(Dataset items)
---

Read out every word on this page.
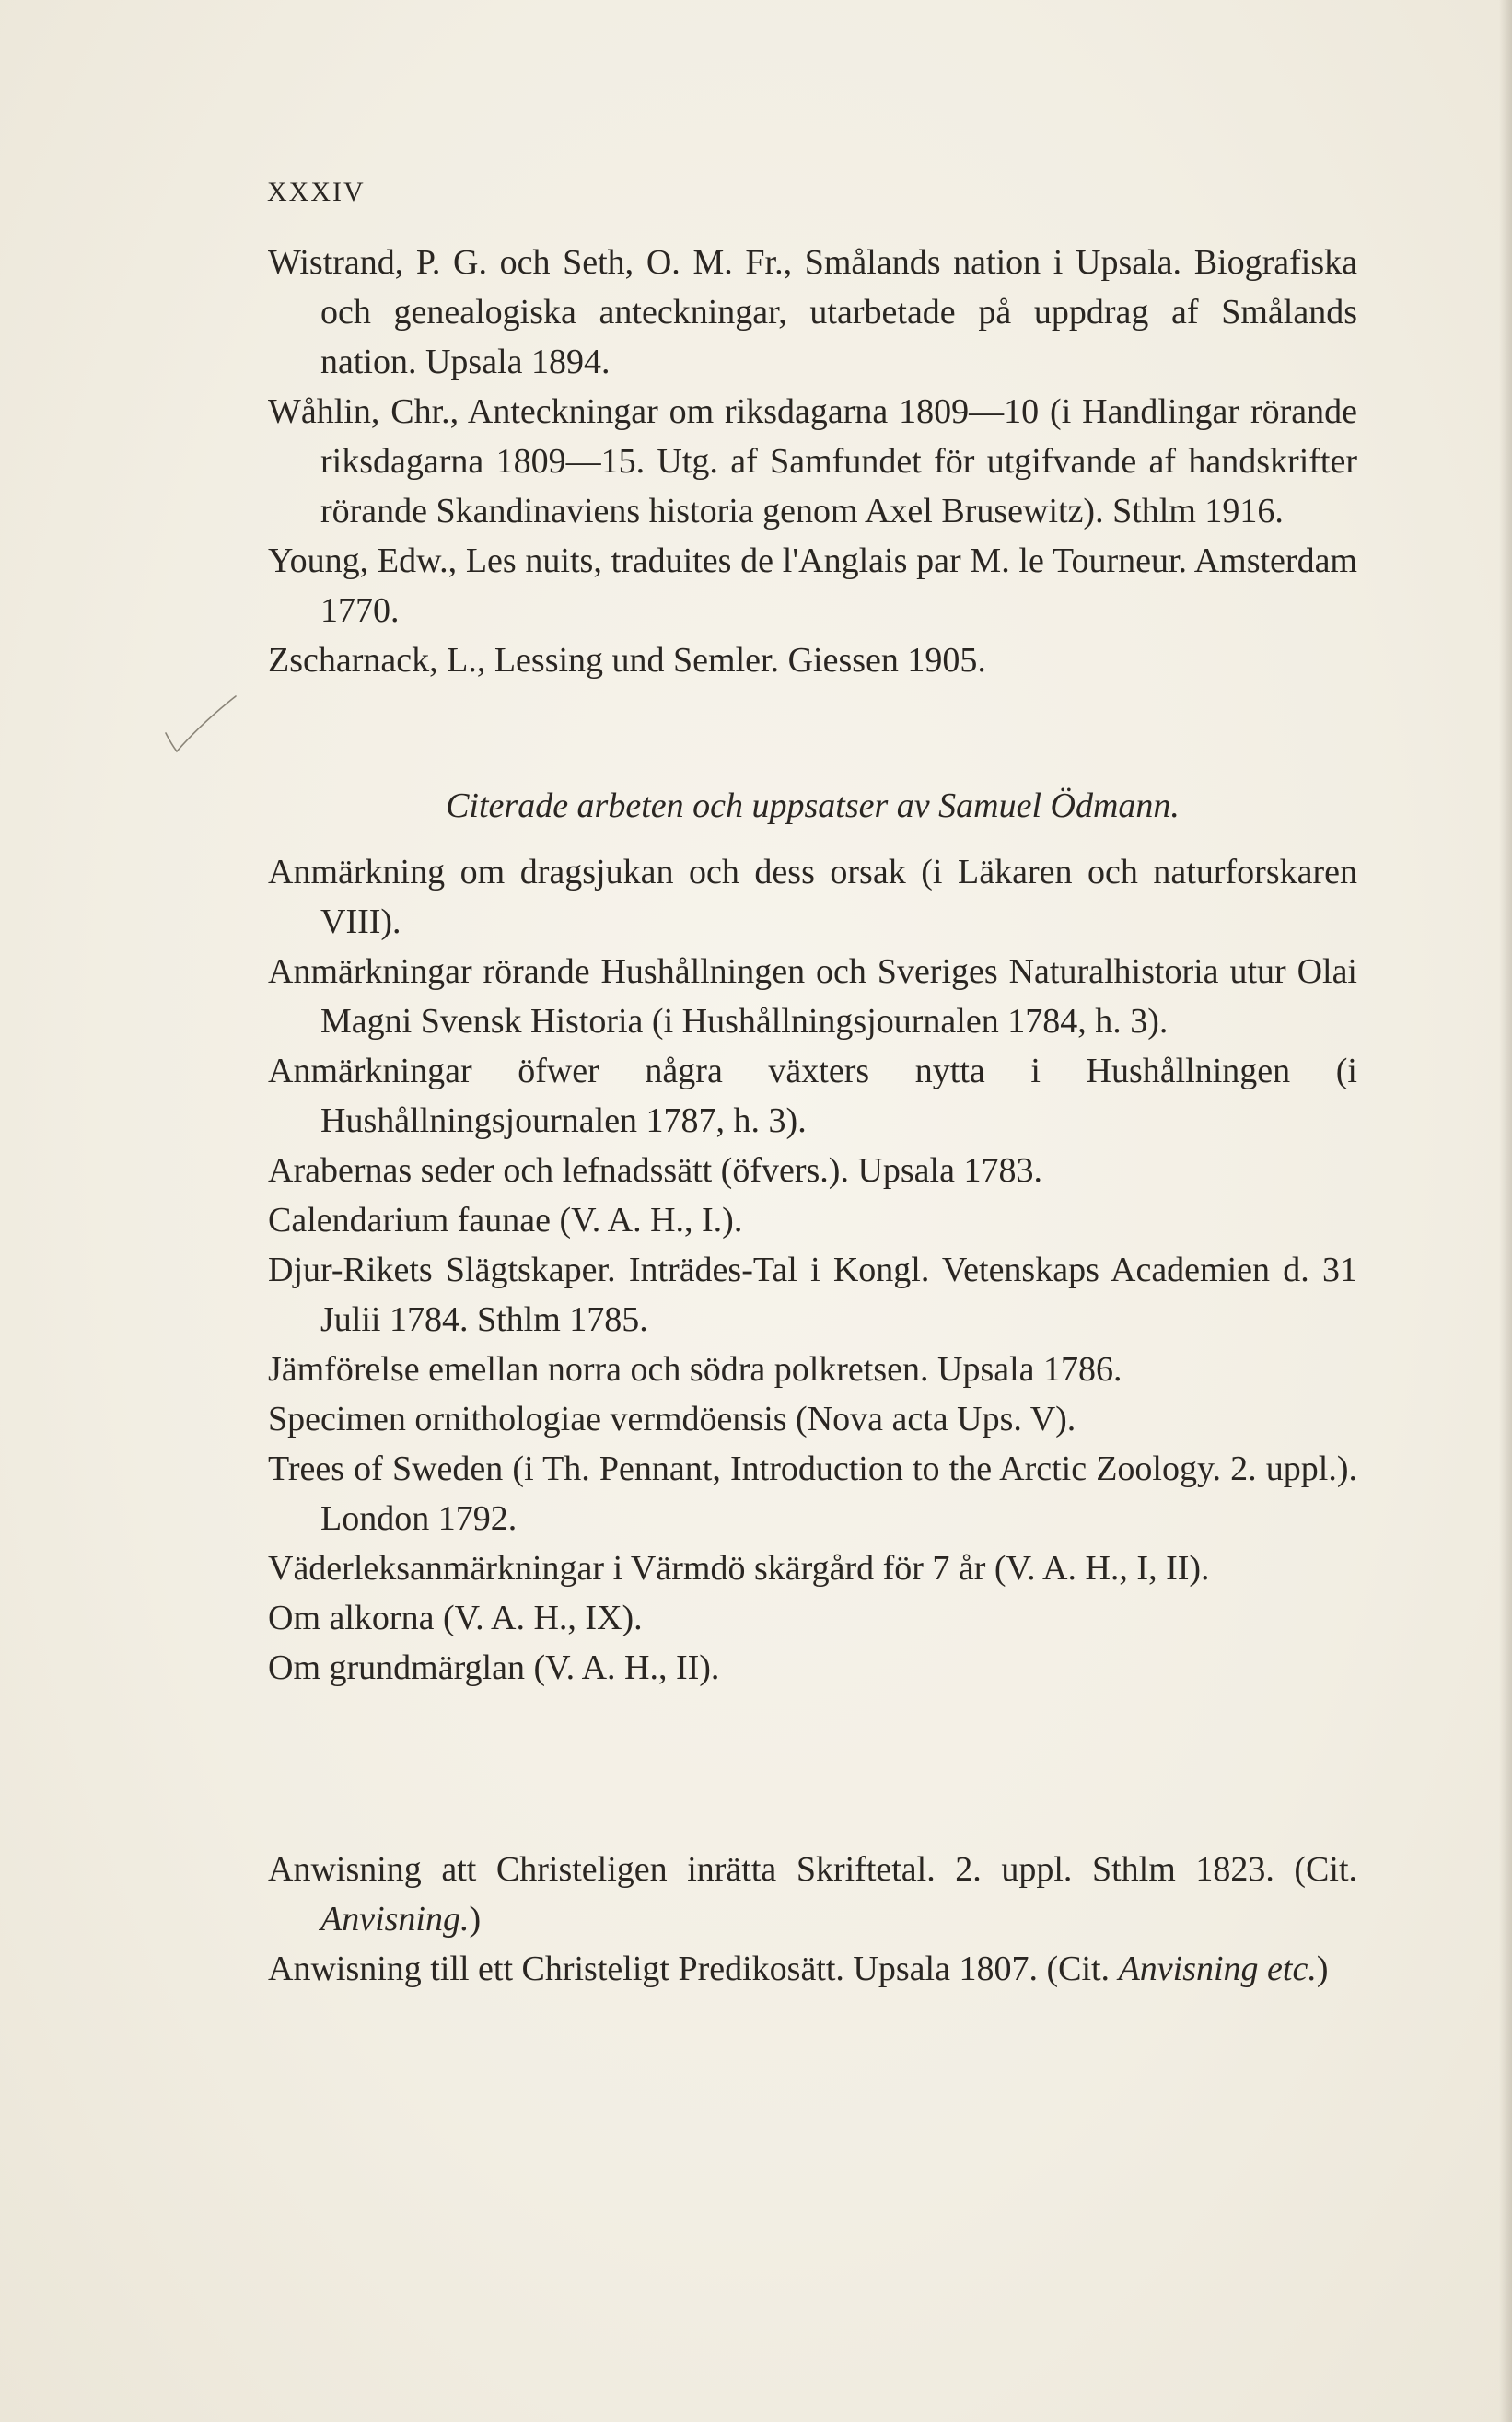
XXXIV

Wistrand, P. G. och Seth, O. M. Fr., Smålands nation i Upsala. Biografiska och genealogiska anteckningar, utarbetade på uppdrag af Smålands nation. Upsala 1894.

Wåhlin, Chr., Anteckningar om riksdagarna 1809—10 (i Handlingar rörande riksdagarna 1809—15. Utg. af Samfundet för utgifvande af handskrifter rörande Skandinaviens historia genom Axel Brusewitz). Sthlm 1916.

Young, Edw., Les nuits, traduites de l'Anglais par M. le Tourneur. Amsterdam 1770.

Zscharnack, L., Lessing und Semler. Giessen 1905.

Citerade arbeten och uppsatser av Samuel Ödmann.

Anmärkning om dragsjukan och dess orsak (i Läkaren och naturforskaren VIII).

Anmärkningar rörande Hushållningen och Sveriges Naturalhistoria utur Olai Magni Svensk Historia (i Hushållningsjournalen 1784, h. 3).

Anmärkningar öfwer några växters nytta i Hushållningen (i Hushållningsjournalen 1787, h. 3).

Arabernas seder och lefnadssätt (öfvers.). Upsala 1783.

Calendarium faunae (V. A. H., I.).

Djur-Rikets Slägtskaper. Inträdes-Tal i Kongl. Vetenskaps Academien d. 31 Julii 1784. Sthlm 1785.

Jämförelse emellan norra och södra polkretsen. Upsala 1786.

Specimen ornithologiae vermdöensis (Nova acta Ups. V).

Trees of Sweden (i Th. Pennant, Introduction to the Arctic Zoology. 2. uppl.). London 1792.

Väderleksanmärkningar i Värmdö skärgård för 7 år (V. A. H., I, II).

Om alkorna (V. A. H., IX).

Om grundmärglan (V. A. H., II).

Anwisning att Christeligen inrätta Skriftetal. 2. uppl. Sthlm 1823. (Cit. Anvisning.)

Anwisning till ett Christeligt Predikosätt. Upsala 1807. (Cit. Anvisning etc.)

---

WHAT IS REQUIRED: Find, please, how many lines in the data include the word "uppl", and put down that number only.

WRITTEN RESPONSE: 2